*** Available records
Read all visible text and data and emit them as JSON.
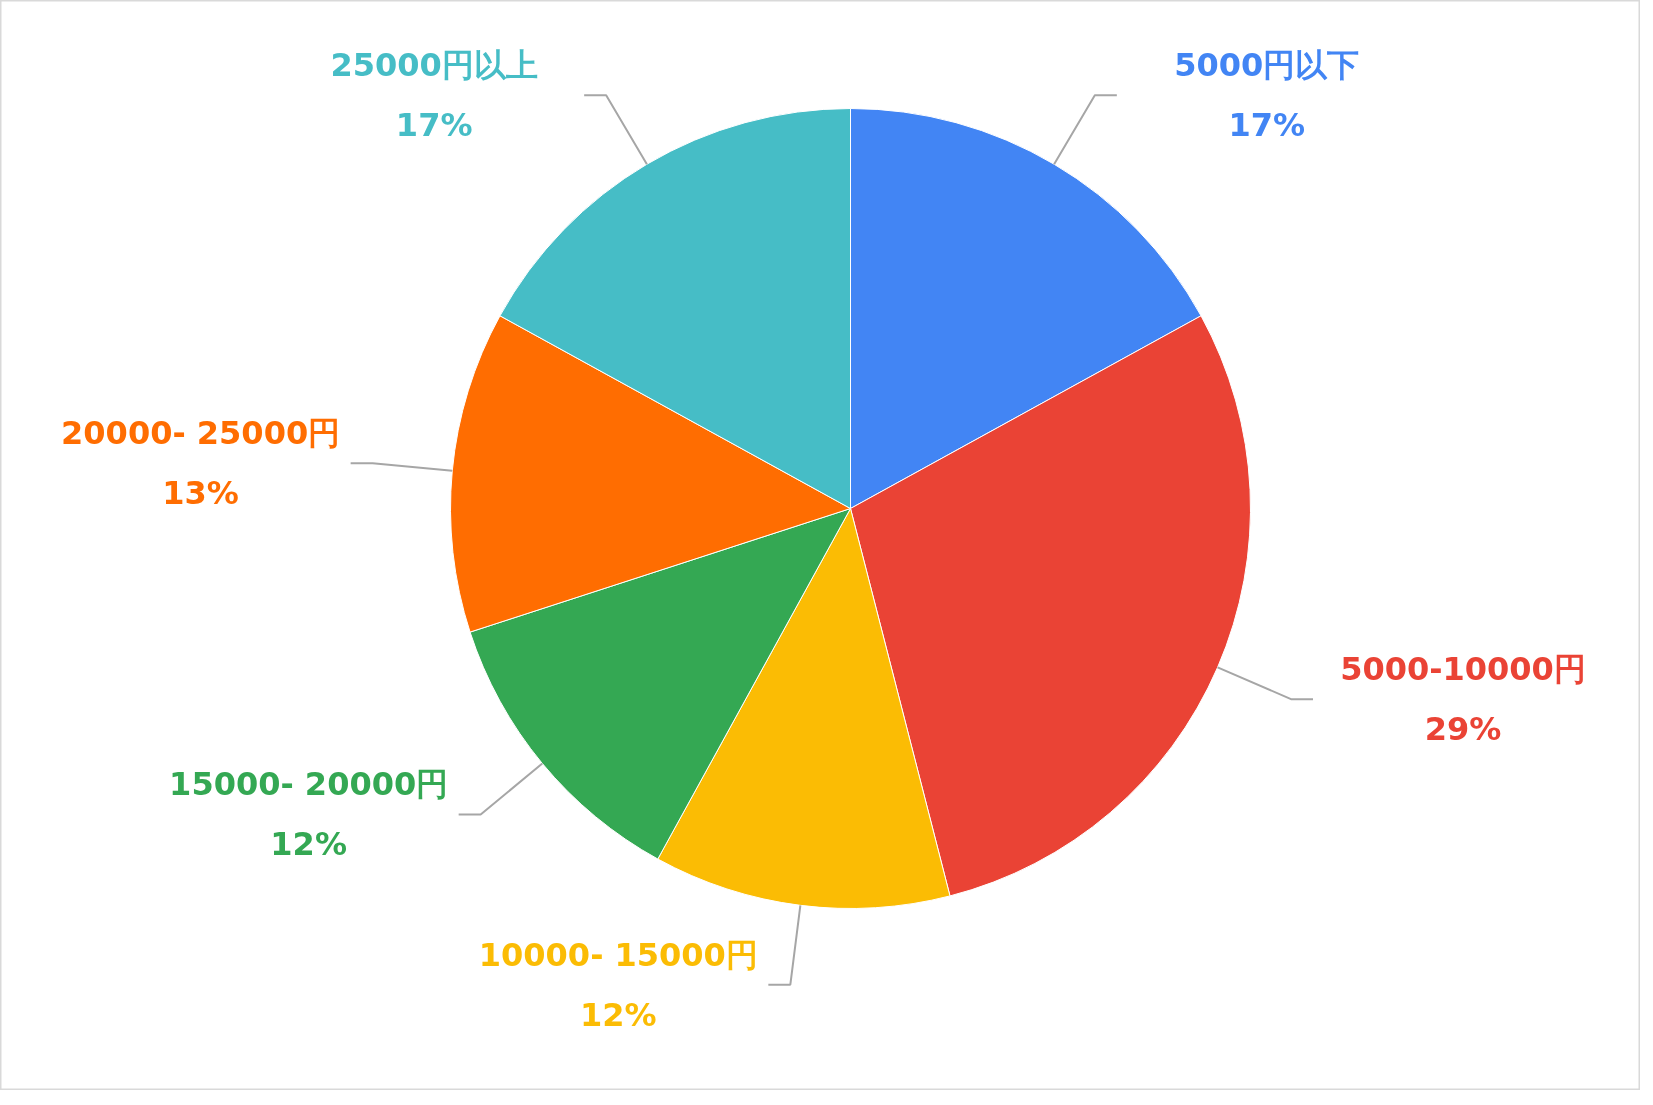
{
  "chart_data": {
    "type": "pie",
    "categories": [
      "5000円以下",
      "5000-10000円",
      "10000- 15000円",
      "15000- 20000円",
      "20000- 25000円",
      "25000円以上"
    ],
    "values": [
      17,
      29,
      12,
      12,
      13,
      17
    ],
    "colors": [
      "#4285f4",
      "#ea4335",
      "#fbbc04",
      "#34a853",
      "#ff6d01",
      "#46bdc6"
    ],
    "value_labels": [
      "17%",
      "29%",
      "12%",
      "12%",
      "13%",
      "17%"
    ]
  }
}
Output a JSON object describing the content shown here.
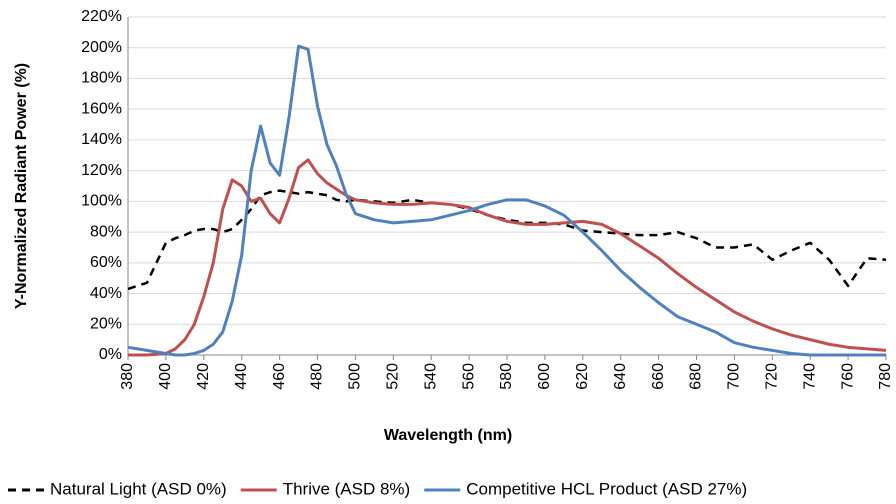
{
  "chart_data": {
    "type": "line",
    "x_label": "Wavelength (nm)",
    "y_label": "Y-Normalized Radiant Power (%)",
    "x": [
      380,
      390,
      400,
      405,
      410,
      415,
      420,
      425,
      430,
      435,
      440,
      445,
      450,
      455,
      460,
      465,
      470,
      475,
      480,
      485,
      490,
      495,
      500,
      510,
      520,
      530,
      540,
      550,
      560,
      570,
      580,
      590,
      600,
      610,
      620,
      630,
      640,
      650,
      660,
      670,
      680,
      690,
      700,
      710,
      720,
      730,
      740,
      750,
      760,
      770,
      780
    ],
    "xlim": [
      380,
      780
    ],
    "xticks": [
      380,
      400,
      420,
      440,
      460,
      480,
      500,
      520,
      540,
      560,
      580,
      600,
      620,
      640,
      660,
      680,
      700,
      720,
      740,
      760,
      780
    ],
    "ylim": [
      0,
      220
    ],
    "yticks": [
      {
        "value": 0,
        "label": "0%"
      },
      {
        "value": 20,
        "label": "20%"
      },
      {
        "value": 40,
        "label": "40%"
      },
      {
        "value": 60,
        "label": "60%"
      },
      {
        "value": 80,
        "label": "80%"
      },
      {
        "value": 100,
        "label": "100%"
      },
      {
        "value": 120,
        "label": "120%"
      },
      {
        "value": 140,
        "label": "140%"
      },
      {
        "value": 160,
        "label": "160%"
      },
      {
        "value": 180,
        "label": "180%"
      },
      {
        "value": 200,
        "label": "200%"
      },
      {
        "value": 220,
        "label": "220%"
      }
    ],
    "grid": true,
    "legend": "bottom",
    "series": [
      {
        "name": "Natural Light (ASD 0%)",
        "color": "#000000",
        "dashed": true,
        "values": [
          43,
          47,
          73,
          76,
          78,
          81,
          82,
          82,
          80,
          82,
          88,
          95,
          104,
          106,
          107,
          106,
          105,
          106,
          105,
          104,
          101,
          100,
          101,
          100,
          99,
          101,
          99,
          98,
          95,
          91,
          88,
          86,
          86,
          85,
          81,
          80,
          79,
          78,
          78,
          80,
          76,
          70,
          70,
          72,
          62,
          68,
          73,
          62,
          45,
          63,
          62
        ]
      },
      {
        "name": "Thrive (ASD 8%)",
        "color": "#c0504d",
        "dashed": false,
        "values": [
          0,
          0,
          1,
          4,
          10,
          20,
          38,
          60,
          95,
          114,
          110,
          100,
          102,
          92,
          86,
          102,
          122,
          127,
          118,
          112,
          108,
          104,
          101,
          99,
          98,
          98,
          99,
          98,
          96,
          91,
          87,
          85,
          85,
          86,
          87,
          85,
          79,
          71,
          63,
          53,
          44,
          36,
          28,
          22,
          17,
          13,
          10,
          7,
          5,
          4,
          3
        ]
      },
      {
        "name": "Competitive HCL Product (ASD 27%)",
        "color": "#4f81bd",
        "dashed": false,
        "values": [
          5,
          3,
          1,
          0,
          0,
          1,
          3,
          7,
          15,
          35,
          65,
          120,
          149,
          125,
          117,
          155,
          201,
          199,
          162,
          137,
          123,
          105,
          92,
          88,
          86,
          87,
          88,
          91,
          94,
          98,
          101,
          101,
          97,
          91,
          80,
          68,
          55,
          44,
          34,
          25,
          20,
          15,
          8,
          5,
          3,
          1,
          0,
          0,
          0,
          0,
          0
        ]
      }
    ]
  }
}
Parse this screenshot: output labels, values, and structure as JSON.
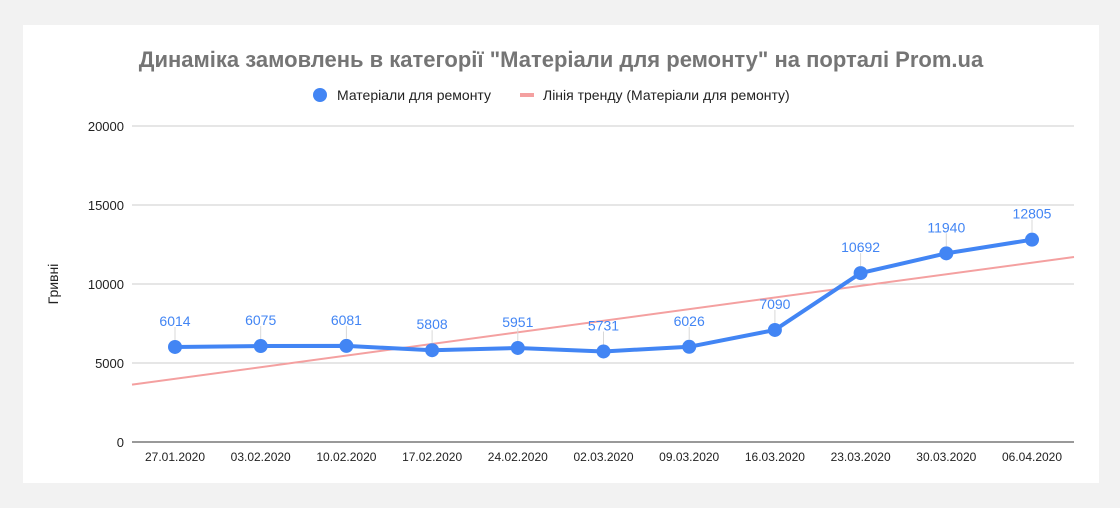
******
Exercise directions -
Copy every line of the entries above in which "name" occurs.

Answer to this exercise -
        "name": "Natural Light (ASD 0%)",
        "name": "Thrive (ASD 8%)",
        "name": "Competitive HCL Product (ASD 27%)",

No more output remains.